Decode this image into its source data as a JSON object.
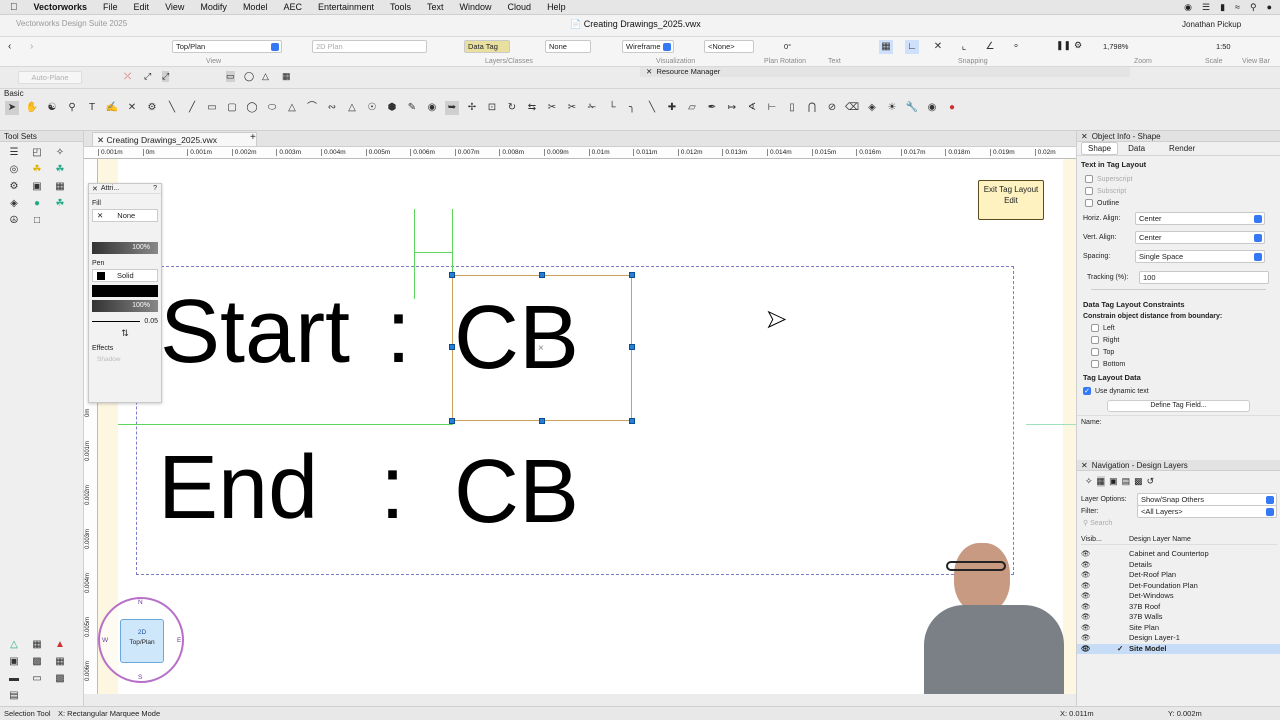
{
  "menubar": {
    "app": "Vectorworks",
    "items": [
      "File",
      "Edit",
      "View",
      "Modify",
      "Model",
      "AEC",
      "Entertainment",
      "Tools",
      "Text",
      "Window",
      "Cloud",
      "Help"
    ]
  },
  "titlebar": {
    "app_title": "Vectorworks Design Suite 2025",
    "doc_title": "Creating Drawings_2025.vwx",
    "user": "Jonathan Pickup"
  },
  "viewbar": {
    "view": "Top/Plan",
    "plane": "2D Plan",
    "class": "Data Tag",
    "layer": "None",
    "render": "Wireframe",
    "layer_label": "<None>",
    "rotation": "0°",
    "zoom": "1,798%",
    "scale": "1:50",
    "groups": {
      "view": "View",
      "layers_classes": "Layers/Classes",
      "visualization": "Visualization",
      "plan_rotation": "Plan Rotation",
      "text": "Text",
      "snapping": "Snapping",
      "zoom": "Zoom",
      "scale": "Scale",
      "view_bar": "View Bar"
    }
  },
  "modebar": {
    "auto_plane": "Auto-Plane",
    "resource_manager": "Resource Manager"
  },
  "toolsets": {
    "title": "Tool Sets",
    "basic": "Basic"
  },
  "document": {
    "tab": "Creating Drawings_2025.vwx",
    "ruler_ticks": [
      "0.001m",
      "0m",
      "0.001m",
      "0.002m",
      "0.003m",
      "0.004m",
      "0.005m",
      "0.006m",
      "0.007m",
      "0.008m",
      "0.009m",
      "0.01m",
      "0.011m",
      "0.012m",
      "0.013m",
      "0.014m",
      "0.015m",
      "0.016m",
      "0.017m",
      "0.018m",
      "0.019m",
      "0.02m"
    ],
    "vruler_ticks": [
      "0m",
      "0.001m",
      "0.002m",
      "0.003m",
      "0.004m",
      "0.005m",
      "0.006m"
    ],
    "line1_label": "Start",
    "line1_value": "CB",
    "line2_label": "End",
    "line2_value": "CB",
    "colon": ":",
    "exit_button": "Exit Tag Layout Edit",
    "view_cube": {
      "mode": "2D",
      "view": "Top/Plan",
      "n": "N",
      "s": "S",
      "e": "E",
      "w": "W"
    }
  },
  "attributes": {
    "title": "Attri...",
    "fill_label": "Fill",
    "fill_value": "None",
    "fill_opacity": "100%",
    "pen_label": "Pen",
    "pen_value": "Solid",
    "pen_opacity": "100%",
    "line_weight": "0.05",
    "effects_label": "Effects",
    "shadow_label": "Shadow"
  },
  "object_info": {
    "title": "Object Info - Shape",
    "tabs": [
      "Shape",
      "Data",
      "Render"
    ],
    "section": "Text in Tag Layout",
    "superscript": "Superscript",
    "subscript": "Subscript",
    "outline": "Outline",
    "horiz_align_label": "Horiz. Align:",
    "horiz_align": "Center",
    "vert_align_label": "Vert. Align:",
    "vert_align": "Center",
    "spacing_label": "Spacing:",
    "spacing": "Single Space",
    "tracking_label": "Tracking (%):",
    "tracking": "100",
    "constraints_title": "Data Tag Layout Constraints",
    "constraints_sub": "Constrain object distance from boundary:",
    "constraints": [
      "Left",
      "Right",
      "Top",
      "Bottom"
    ],
    "layout_data": "Tag Layout Data",
    "use_dynamic": "Use dynamic text",
    "define_button": "Define Tag Field...",
    "name_label": "Name:"
  },
  "navigation": {
    "title": "Navigation - Design Layers",
    "layer_options_label": "Layer Options:",
    "layer_options": "Show/Snap Others",
    "filter_label": "Filter:",
    "filter": "<All Layers>",
    "search_placeholder": "Search",
    "col_visibility": "Visib...",
    "col_name": "Design Layer Name",
    "layers": [
      "Cabinet and Countertop",
      "Details",
      "Det-Roof Plan",
      "Det-Foundation Plan",
      "Det-Windows",
      "37B Roof",
      "37B Walls",
      "Site Plan",
      "Design Layer-1",
      "Site Model"
    ],
    "active_layer": "Site Model"
  },
  "status": {
    "tool": "Selection Tool",
    "mode": "X: Rectangular Marquee Mode",
    "x": "X: 0.011m",
    "y": "Y: 0.002m"
  },
  "colors": {
    "accent": "#3478f6",
    "tag_border": "#c9a15a",
    "canvas_bg": "#fdf6e0",
    "selection_handle": "#2a7fd4",
    "guide_green": "#55d655"
  }
}
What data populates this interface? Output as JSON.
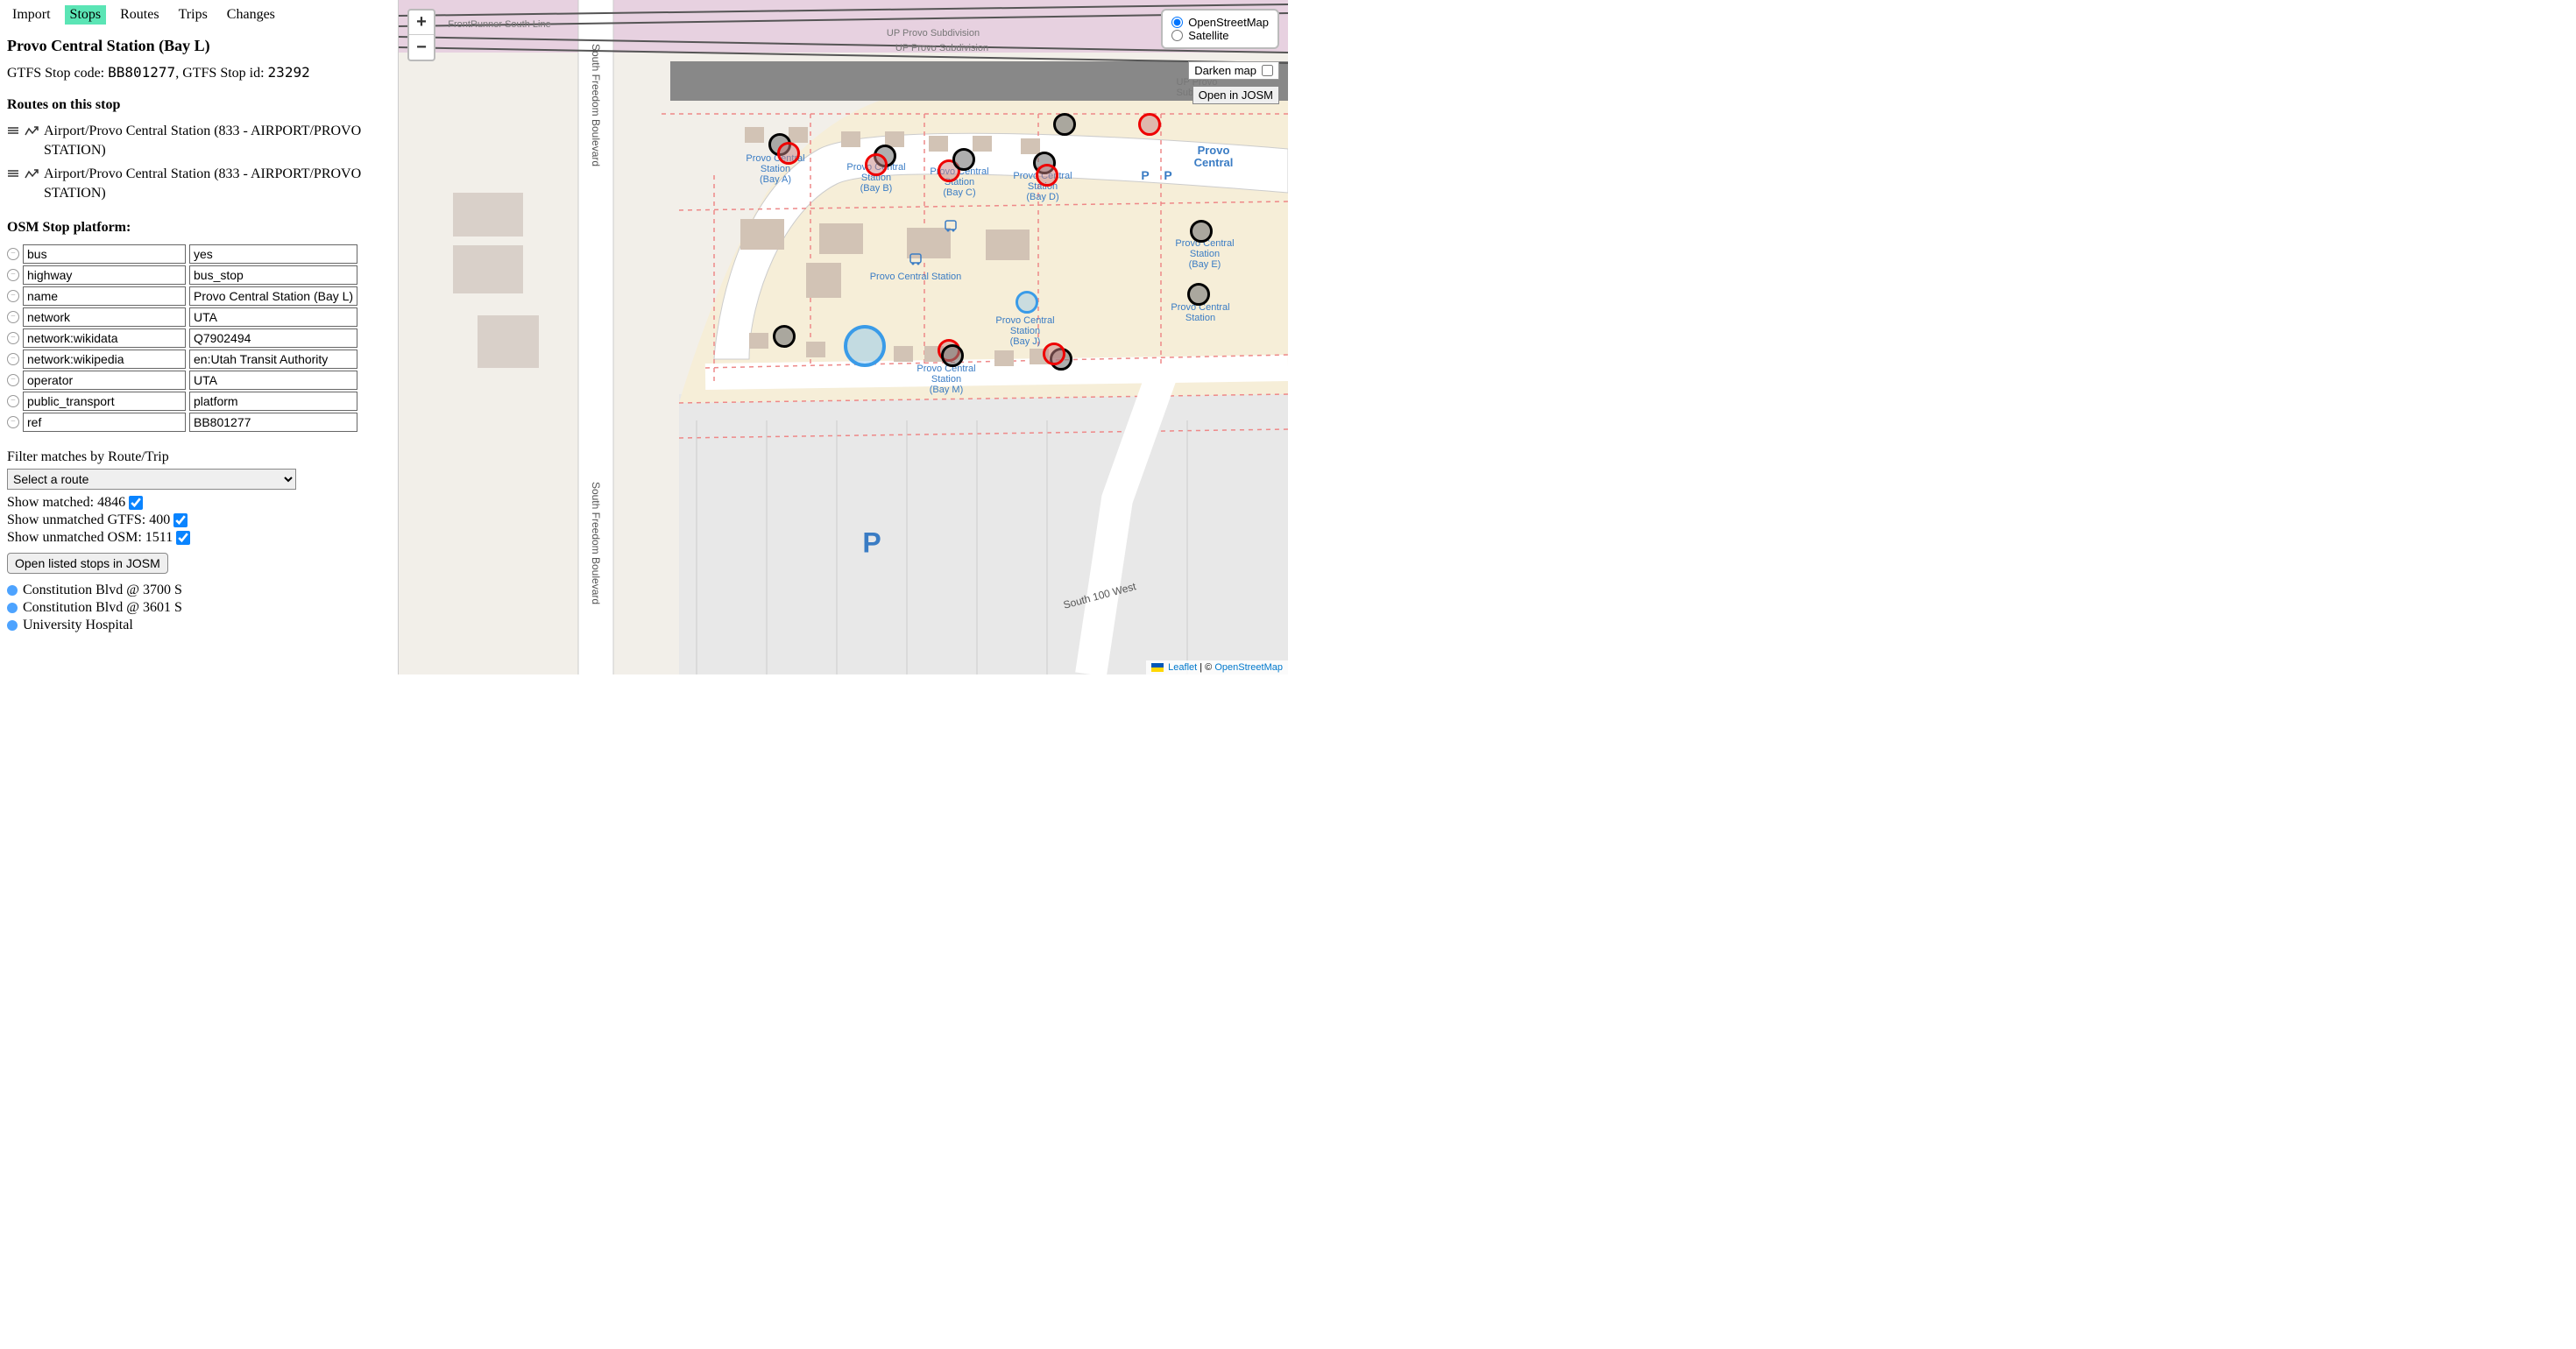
{
  "nav": {
    "import": "Import",
    "stops": "Stops",
    "routes": "Routes",
    "trips": "Trips",
    "changes": "Changes",
    "active": "Stops"
  },
  "stop": {
    "title": "Provo Central Station (Bay L)",
    "code_label": "GTFS Stop code:",
    "code": "BB801277",
    "id_label": "GTFS Stop id:",
    "id": "23292"
  },
  "routes_heading": "Routes on this stop",
  "routes": [
    "Airport/Provo Central Station (833 - AIRPORT/PROVO STATION)",
    "Airport/Provo Central Station (833 - AIRPORT/PROVO STATION)"
  ],
  "platform_heading": "OSM Stop platform:",
  "tags": [
    {
      "k": "bus",
      "v": "yes"
    },
    {
      "k": "highway",
      "v": "bus_stop"
    },
    {
      "k": "name",
      "v": "Provo Central Station (Bay L)"
    },
    {
      "k": "network",
      "v": "UTA"
    },
    {
      "k": "network:wikidata",
      "v": "Q7902494"
    },
    {
      "k": "network:wikipedia",
      "v": "en:Utah Transit Authority"
    },
    {
      "k": "operator",
      "v": "UTA"
    },
    {
      "k": "public_transport",
      "v": "platform"
    },
    {
      "k": "ref",
      "v": "BB801277"
    }
  ],
  "filter": {
    "heading": "Filter matches by Route/Trip",
    "select_placeholder": "Select a route",
    "matched_label": "Show matched:",
    "matched_count": "4846",
    "unmatched_gtfs_label": "Show unmatched GTFS:",
    "unmatched_gtfs_count": "400",
    "unmatched_osm_label": "Show unmatched OSM:",
    "unmatched_osm_count": "1511",
    "josm_button": "Open listed stops in JOSM"
  },
  "stops_list": [
    "Constitution Blvd @ 3700 S",
    "Constitution Blvd @ 3601 S",
    "University Hospital"
  ],
  "map": {
    "layers": {
      "osm": "OpenStreetMap",
      "sat": "Satellite"
    },
    "darken": "Darken map",
    "open_josm": "Open in JOSM",
    "attribution_leaflet": "Leaflet",
    "attribution_osm": "OpenStreetMap",
    "sep": " | © ",
    "roads": {
      "freedom_top": "South Freedom Boulevard",
      "freedom_bot": "South Freedom Boulevard",
      "s100w": "South 100 West"
    },
    "rail": {
      "front": "FrontRunner South Line",
      "up1": "UP Provo Subdivision",
      "up2": "UP Provo Subdivision",
      "up3": "UP Provo Subdivision"
    },
    "stop_labels": {
      "bay_a": "Provo Central\nStation\n(Bay A)",
      "bay_b": "Provo Central\nStation\n(Bay B)",
      "bay_c": "Provo Central\nStation\n(Bay C)",
      "bay_d": "Provo Central\nStation\n(Bay D)",
      "bay_e": "Provo Central\nStation\n(Bay E)",
      "bay_j": "Provo Central\nStation\n(Bay J)",
      "bay_m": "Provo Central\nStation\n(Bay M)",
      "central": "Provo Central Station",
      "station": "Provo Central\nStation",
      "provo_central": "Provo\nCentral"
    },
    "big_p": "P"
  }
}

______________________________

▶ CHALLENGE:
Say, as a number only, how many lines of the data contain "Constitution".

▶ EXERCISE OUTPUT:
2